| EXERCISE DIRECTIONS |
Echo the lines from the start of the records through the line containing "y-tick-label: 0.7 [273,273,306,300]", copying each one exactly, including both ends.

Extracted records
=-=-=-=-=

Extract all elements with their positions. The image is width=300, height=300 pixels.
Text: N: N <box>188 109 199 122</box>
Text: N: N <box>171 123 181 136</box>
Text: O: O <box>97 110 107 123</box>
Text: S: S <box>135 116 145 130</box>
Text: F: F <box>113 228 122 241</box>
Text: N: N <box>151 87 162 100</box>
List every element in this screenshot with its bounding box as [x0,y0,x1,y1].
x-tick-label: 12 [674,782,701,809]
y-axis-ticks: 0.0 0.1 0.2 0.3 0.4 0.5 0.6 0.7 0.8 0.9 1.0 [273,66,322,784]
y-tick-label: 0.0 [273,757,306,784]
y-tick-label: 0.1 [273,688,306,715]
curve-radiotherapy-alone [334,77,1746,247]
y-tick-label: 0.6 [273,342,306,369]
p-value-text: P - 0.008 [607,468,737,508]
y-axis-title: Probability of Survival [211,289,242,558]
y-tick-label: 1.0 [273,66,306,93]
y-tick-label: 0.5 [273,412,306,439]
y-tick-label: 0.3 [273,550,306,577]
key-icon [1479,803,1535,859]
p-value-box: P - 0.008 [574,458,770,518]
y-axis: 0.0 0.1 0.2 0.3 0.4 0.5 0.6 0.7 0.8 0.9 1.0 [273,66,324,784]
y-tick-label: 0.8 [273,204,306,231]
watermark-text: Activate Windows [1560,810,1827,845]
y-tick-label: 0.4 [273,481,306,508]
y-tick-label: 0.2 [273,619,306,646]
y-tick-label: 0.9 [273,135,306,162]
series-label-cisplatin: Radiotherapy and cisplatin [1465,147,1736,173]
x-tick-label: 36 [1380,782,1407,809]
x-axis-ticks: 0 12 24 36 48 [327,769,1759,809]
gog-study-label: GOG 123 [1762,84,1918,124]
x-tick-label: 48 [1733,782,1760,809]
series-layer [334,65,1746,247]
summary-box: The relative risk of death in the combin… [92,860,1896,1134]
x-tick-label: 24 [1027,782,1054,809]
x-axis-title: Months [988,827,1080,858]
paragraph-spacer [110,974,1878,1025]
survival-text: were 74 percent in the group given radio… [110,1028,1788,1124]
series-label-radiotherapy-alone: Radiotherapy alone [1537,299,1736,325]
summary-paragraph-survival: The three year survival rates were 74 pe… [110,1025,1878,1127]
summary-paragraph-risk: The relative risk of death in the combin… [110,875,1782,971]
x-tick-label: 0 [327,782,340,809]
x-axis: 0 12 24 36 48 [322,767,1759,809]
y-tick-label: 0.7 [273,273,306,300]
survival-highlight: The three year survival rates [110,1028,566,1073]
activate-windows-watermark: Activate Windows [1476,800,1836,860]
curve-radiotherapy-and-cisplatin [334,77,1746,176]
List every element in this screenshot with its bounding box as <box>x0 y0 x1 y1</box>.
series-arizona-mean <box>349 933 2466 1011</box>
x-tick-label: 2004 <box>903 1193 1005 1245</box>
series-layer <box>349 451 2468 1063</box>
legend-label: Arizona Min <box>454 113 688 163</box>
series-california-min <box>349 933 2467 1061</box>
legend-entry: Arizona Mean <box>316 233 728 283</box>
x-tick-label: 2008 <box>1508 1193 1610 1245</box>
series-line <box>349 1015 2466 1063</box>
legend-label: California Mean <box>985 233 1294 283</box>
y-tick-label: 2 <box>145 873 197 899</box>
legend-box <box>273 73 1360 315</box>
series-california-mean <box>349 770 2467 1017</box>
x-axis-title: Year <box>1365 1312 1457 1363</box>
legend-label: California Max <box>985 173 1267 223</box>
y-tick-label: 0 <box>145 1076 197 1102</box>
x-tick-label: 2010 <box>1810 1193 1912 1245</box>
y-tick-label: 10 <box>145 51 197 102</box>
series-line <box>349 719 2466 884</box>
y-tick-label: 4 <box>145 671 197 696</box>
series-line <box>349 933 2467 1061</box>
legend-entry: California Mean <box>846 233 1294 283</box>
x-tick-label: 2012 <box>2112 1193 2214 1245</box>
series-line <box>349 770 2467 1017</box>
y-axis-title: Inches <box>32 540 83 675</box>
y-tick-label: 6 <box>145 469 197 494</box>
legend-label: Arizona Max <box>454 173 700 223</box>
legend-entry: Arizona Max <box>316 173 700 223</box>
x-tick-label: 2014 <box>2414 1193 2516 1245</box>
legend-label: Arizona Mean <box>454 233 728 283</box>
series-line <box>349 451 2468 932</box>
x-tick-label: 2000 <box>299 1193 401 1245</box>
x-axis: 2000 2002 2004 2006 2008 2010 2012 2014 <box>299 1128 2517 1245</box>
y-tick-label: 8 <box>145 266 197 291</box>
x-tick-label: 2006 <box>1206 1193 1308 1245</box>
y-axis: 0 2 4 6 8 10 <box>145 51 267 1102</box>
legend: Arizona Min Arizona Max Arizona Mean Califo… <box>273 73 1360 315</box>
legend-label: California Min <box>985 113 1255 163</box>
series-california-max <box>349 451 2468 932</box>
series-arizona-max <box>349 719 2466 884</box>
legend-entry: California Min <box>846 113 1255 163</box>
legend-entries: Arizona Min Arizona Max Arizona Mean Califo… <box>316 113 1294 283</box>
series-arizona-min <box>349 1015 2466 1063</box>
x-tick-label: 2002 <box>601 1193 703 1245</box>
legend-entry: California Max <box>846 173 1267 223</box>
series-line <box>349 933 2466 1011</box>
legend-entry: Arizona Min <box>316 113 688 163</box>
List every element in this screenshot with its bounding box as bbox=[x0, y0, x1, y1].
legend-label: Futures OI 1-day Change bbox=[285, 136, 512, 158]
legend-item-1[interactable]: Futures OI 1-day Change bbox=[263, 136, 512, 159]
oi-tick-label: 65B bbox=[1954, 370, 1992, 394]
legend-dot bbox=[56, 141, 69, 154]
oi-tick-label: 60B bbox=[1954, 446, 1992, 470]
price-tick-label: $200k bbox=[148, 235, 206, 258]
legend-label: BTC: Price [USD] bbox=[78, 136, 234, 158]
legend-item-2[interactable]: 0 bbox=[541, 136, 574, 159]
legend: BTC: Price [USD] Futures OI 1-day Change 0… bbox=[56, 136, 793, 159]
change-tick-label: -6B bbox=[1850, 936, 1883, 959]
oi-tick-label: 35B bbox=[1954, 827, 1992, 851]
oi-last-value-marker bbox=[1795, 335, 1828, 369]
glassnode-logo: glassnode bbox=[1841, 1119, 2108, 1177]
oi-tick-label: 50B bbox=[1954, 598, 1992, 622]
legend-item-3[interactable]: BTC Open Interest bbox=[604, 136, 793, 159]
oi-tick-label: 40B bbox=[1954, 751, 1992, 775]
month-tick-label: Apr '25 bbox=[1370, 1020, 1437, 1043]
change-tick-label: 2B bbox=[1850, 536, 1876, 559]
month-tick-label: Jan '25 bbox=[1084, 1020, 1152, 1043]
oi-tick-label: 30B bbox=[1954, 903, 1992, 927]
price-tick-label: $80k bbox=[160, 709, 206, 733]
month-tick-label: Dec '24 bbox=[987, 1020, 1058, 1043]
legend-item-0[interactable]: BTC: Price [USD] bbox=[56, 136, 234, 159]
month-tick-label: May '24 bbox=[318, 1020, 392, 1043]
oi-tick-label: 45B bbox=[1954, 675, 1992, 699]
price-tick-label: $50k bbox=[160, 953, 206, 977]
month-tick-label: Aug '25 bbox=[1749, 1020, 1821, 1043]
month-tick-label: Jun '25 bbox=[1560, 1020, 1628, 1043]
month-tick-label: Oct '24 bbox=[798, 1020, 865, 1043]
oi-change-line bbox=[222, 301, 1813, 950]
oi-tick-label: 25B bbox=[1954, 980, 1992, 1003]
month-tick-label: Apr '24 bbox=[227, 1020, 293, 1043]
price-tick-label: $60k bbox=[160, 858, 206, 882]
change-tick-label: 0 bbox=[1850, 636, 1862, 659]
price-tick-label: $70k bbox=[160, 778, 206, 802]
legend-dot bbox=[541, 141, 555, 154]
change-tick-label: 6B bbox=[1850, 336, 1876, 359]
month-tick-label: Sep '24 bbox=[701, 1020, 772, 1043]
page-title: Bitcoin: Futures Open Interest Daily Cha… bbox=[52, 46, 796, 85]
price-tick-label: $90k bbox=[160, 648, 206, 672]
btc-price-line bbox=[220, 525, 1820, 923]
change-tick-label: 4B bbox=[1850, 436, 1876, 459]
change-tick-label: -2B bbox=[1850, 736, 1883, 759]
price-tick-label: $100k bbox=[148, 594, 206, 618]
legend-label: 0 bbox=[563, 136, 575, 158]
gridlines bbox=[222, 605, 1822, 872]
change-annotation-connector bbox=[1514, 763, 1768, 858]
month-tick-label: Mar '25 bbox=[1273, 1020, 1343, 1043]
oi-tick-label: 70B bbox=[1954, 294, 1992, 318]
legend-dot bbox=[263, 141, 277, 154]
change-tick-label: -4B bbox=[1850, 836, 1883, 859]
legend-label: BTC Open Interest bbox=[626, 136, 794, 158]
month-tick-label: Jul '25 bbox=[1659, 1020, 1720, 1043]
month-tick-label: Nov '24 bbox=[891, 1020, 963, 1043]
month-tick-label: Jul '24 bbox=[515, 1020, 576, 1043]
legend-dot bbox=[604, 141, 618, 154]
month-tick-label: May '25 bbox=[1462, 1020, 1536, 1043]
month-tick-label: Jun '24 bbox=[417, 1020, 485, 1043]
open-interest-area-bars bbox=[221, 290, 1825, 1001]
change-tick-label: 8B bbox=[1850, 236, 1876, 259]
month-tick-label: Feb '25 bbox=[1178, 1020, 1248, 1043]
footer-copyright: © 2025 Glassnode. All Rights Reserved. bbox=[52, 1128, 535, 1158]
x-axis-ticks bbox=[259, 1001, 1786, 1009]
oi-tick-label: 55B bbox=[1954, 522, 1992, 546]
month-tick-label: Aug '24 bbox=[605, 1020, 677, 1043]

=-=-=-=-=

| RESULT |
Extract all elements with their positions. The image is width=300, height=300 pixels.
Text: N: N <box>188 109 199 122</box>
Text: N: N <box>171 123 181 136</box>
Text: O: O <box>97 110 107 123</box>
Text: S: S <box>135 116 145 130</box>
Text: F: F <box>113 228 122 241</box>
Text: N: N <box>151 87 162 100</box>
List every element in this screenshot with its bounding box as [x0,y0,x1,y1].
x-tick-label: 12 [674,782,701,809]
y-axis-ticks: 0.0 0.1 0.2 0.3 0.4 0.5 0.6 0.7 0.8 0.9 1.0 [273,66,322,784]
y-tick-label: 0.0 [273,757,306,784]
y-tick-label: 0.1 [273,688,306,715]
curve-radiotherapy-alone [334,77,1746,247]
y-tick-label: 0.6 [273,342,306,369]
p-value-text: P - 0.008 [607,468,737,508]
y-axis-title: Probability of Survival [211,289,242,558]
y-tick-label: 1.0 [273,66,306,93]
y-tick-label: 0.5 [273,412,306,439]
y-tick-label: 0.3 [273,550,306,577]
key-icon [1479,803,1535,859]
p-value-box: P - 0.008 [574,458,770,518]
y-axis: 0.0 0.1 0.2 0.3 0.4 0.5 0.6 0.7 0.8 0.9 1.0 [273,66,324,784]
y-tick-label: 0.8 [273,204,306,231]
watermark-text: Activate Windows [1560,810,1827,845]
y-tick-label: 0.4 [273,481,306,508]
y-tick-label: 0.2 [273,619,306,646]
y-tick-label: 0.9 [273,135,306,162]
series-label-cisplatin: Radiotherapy and cisplatin [1465,147,1736,173]
x-tick-label: 36 [1380,782,1407,809]
x-axis-ticks: 0 12 24 36 48 [327,769,1759,809]
gog-study-label: GOG 123 [1762,84,1918,124]
x-tick-label: 48 [1733,782,1760,809]
series-layer [334,65,1746,247]
summary-box: The relative risk of death in the combin… [92,860,1896,1134]
x-tick-label: 24 [1027,782,1054,809]
x-axis-title: Months [988,827,1080,858]
paragraph-spacer [110,974,1878,1025]
survival-text: were 74 percent in the group given radio… [110,1028,1788,1124]
series-label-radiotherapy-alone: Radiotherapy alone [1537,299,1736,325]
summary-paragraph-survival: The three year survival rates were 74 pe… [110,1025,1878,1127]
summary-paragraph-risk: The relative risk of death in the combin… [110,875,1782,971]
x-tick-label: 0 [327,782,340,809]
x-axis: 0 12 24 36 48 [322,767,1759,809]
y-tick-label: 0.7 [273,273,306,300]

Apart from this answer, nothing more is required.